§ **RECORDS TO USE**:
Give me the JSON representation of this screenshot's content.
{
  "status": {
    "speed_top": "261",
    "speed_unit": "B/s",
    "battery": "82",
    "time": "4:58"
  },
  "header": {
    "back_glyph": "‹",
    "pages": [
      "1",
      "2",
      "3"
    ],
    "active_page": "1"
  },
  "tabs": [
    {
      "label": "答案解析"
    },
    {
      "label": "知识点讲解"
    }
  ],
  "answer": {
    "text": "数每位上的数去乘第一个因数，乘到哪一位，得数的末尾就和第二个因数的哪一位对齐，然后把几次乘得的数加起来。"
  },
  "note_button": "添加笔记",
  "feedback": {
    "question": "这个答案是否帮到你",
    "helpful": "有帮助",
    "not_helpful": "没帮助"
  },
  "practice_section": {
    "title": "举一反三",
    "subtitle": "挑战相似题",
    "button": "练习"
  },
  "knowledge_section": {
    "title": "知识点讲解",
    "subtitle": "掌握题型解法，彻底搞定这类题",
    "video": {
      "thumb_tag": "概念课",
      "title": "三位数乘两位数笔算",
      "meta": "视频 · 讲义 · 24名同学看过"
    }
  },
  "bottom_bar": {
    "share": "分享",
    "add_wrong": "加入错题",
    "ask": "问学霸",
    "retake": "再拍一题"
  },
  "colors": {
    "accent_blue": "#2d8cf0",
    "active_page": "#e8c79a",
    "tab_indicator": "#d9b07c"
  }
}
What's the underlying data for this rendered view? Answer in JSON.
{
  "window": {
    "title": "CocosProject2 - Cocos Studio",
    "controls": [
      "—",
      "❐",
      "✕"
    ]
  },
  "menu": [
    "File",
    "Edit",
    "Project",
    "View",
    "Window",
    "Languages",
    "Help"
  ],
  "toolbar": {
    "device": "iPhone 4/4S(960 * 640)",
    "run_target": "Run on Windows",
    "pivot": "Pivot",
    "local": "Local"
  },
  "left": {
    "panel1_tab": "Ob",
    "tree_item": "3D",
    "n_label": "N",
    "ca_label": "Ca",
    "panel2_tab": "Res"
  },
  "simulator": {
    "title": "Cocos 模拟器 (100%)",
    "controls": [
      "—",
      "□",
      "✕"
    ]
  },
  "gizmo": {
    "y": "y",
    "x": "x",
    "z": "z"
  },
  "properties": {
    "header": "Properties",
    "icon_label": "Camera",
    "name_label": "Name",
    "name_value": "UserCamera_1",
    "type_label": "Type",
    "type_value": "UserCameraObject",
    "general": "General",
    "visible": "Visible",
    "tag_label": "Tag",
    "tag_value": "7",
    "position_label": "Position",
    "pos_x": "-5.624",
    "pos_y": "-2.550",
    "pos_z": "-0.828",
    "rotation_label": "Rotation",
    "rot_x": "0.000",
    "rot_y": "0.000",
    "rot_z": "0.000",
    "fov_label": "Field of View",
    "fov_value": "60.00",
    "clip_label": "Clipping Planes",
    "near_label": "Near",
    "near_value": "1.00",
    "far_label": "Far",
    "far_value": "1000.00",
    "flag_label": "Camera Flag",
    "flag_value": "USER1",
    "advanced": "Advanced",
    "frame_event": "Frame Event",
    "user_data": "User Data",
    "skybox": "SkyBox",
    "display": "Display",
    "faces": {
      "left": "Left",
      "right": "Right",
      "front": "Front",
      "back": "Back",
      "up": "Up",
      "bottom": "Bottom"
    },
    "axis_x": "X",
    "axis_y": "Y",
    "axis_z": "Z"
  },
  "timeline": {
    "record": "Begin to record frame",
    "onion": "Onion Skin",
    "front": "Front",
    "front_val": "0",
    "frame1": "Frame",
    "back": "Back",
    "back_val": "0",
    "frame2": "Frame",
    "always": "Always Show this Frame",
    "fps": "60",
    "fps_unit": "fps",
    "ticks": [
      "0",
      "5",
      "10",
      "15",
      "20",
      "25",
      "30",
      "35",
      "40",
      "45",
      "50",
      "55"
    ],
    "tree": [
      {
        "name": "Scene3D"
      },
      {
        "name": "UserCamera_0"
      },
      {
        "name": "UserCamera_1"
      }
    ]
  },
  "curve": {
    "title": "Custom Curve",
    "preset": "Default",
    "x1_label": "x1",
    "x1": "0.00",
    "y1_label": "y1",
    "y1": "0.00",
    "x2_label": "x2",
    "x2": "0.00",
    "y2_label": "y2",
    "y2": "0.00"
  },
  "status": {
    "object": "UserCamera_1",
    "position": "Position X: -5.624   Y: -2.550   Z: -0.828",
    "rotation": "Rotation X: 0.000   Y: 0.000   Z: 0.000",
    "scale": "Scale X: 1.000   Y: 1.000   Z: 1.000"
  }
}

§ **INSTRUCTIONS FOR THE TASK**: Reproduce each line verbatim.

§ **RESULT FOR THIS TASK**:
Give me the JSON representation of this screenshot's content.
{
  "status": {
    "speed_top": "261",
    "speed_unit": "B/s",
    "battery": "82",
    "time": "4:58"
  },
  "header": {
    "back_glyph": "‹",
    "pages": [
      "1",
      "2",
      "3"
    ],
    "active_page": "1"
  },
  "tabs": [
    {
      "label": "答案解析"
    },
    {
      "label": "知识点讲解"
    }
  ],
  "answer": {
    "text": "数每位上的数去乘第一个因数，乘到哪一位，得数的末尾就和第二个因数的哪一位对齐，然后把几次乘得的数加起来。"
  },
  "note_button": "添加笔记",
  "feedback": {
    "question": "这个答案是否帮到你",
    "helpful": "有帮助",
    "not_helpful": "没帮助"
  },
  "practice_section": {
    "title": "举一反三",
    "subtitle": "挑战相似题",
    "button": "练习"
  },
  "knowledge_section": {
    "title": "知识点讲解",
    "subtitle": "掌握题型解法，彻底搞定这类题",
    "video": {
      "thumb_tag": "概念课",
      "title": "三位数乘两位数笔算",
      "meta": "视频 · 讲义 · 24名同学看过"
    }
  },
  "bottom_bar": {
    "share": "分享",
    "add_wrong": "加入错题",
    "ask": "问学霸",
    "retake": "再拍一题"
  },
  "colors": {
    "accent_blue": "#2d8cf0",
    "active_page": "#e8c79a",
    "tab_indicator": "#d9b07c"
  }
}
What's the underlying data for this rendered view? Answer in JSON.
{
  "window": {
    "title": "CocosProject2 - Cocos Studio",
    "controls": [
      "—",
      "❐",
      "✕"
    ]
  },
  "menu": [
    "File",
    "Edit",
    "Project",
    "View",
    "Window",
    "Languages",
    "Help"
  ],
  "toolbar": {
    "device": "iPhone 4/4S(960 * 640)",
    "run_target": "Run on Windows",
    "pivot": "Pivot",
    "local": "Local"
  },
  "left": {
    "panel1_tab": "Ob",
    "tree_item": "3D",
    "n_label": "N",
    "ca_label": "Ca",
    "panel2_tab": "Res"
  },
  "simulator": {
    "title": "Cocos 模拟器 (100%)",
    "controls": [
      "—",
      "□",
      "✕"
    ]
  },
  "gizmo": {
    "y": "y",
    "x": "x",
    "z": "z"
  },
  "properties": {
    "header": "Properties",
    "icon_label": "Camera",
    "name_label": "Name",
    "name_value": "UserCamera_1",
    "type_label": "Type",
    "type_value": "UserCameraObject",
    "general": "General",
    "visible": "Visible",
    "tag_label": "Tag",
    "tag_value": "7",
    "position_label": "Position",
    "pos_x": "-5.624",
    "pos_y": "-2.550",
    "pos_z": "-0.828",
    "rotation_label": "Rotation",
    "rot_x": "0.000",
    "rot_y": "0.000",
    "rot_z": "0.000",
    "fov_label": "Field of View",
    "fov_value": "60.00",
    "clip_label": "Clipping Planes",
    "near_label": "Near",
    "near_value": "1.00",
    "far_label": "Far",
    "far_value": "1000.00",
    "flag_label": "Camera Flag",
    "flag_value": "USER1",
    "advanced": "Advanced",
    "frame_event": "Frame Event",
    "user_data": "User Data",
    "skybox": "SkyBox",
    "display": "Display",
    "faces": {
      "left": "Left",
      "right": "Right",
      "front": "Front",
      "back": "Back",
      "up": "Up",
      "bottom": "Bottom"
    },
    "axis_x": "X",
    "axis_y": "Y",
    "axis_z": "Z"
  },
  "timeline": {
    "record": "Begin to record frame",
    "onion": "Onion Skin",
    "front": "Front",
    "front_val": "0",
    "frame1": "Frame",
    "back": "Back",
    "back_val": "0",
    "frame2": "Frame",
    "always": "Always Show this Frame",
    "fps": "60",
    "fps_unit": "fps",
    "ticks": [
      "0",
      "5",
      "10",
      "15",
      "20",
      "25",
      "30",
      "35",
      "40",
      "45",
      "50",
      "55"
    ],
    "tree": [
      {
        "name": "Scene3D"
      },
      {
        "name": "UserCamera_0"
      },
      {
        "name": "UserCamera_1"
      }
    ]
  },
  "curve": {
    "title": "Custom Curve",
    "preset": "Default",
    "x1_label": "x1",
    "x1": "0.00",
    "y1_label": "y1",
    "y1": "0.00",
    "x2_label": "x2",
    "x2": "0.00",
    "y2_label": "y2",
    "y2": "0.00"
  },
  "status": {
    "object": "UserCamera_1",
    "position": "Position X: -5.624   Y: -2.550   Z: -0.828",
    "rotation": "Rotation X: 0.000   Y: 0.000   Z: 0.000",
    "scale": "Scale X: 1.000   Y: 1.000   Z: 1.000"
  }
}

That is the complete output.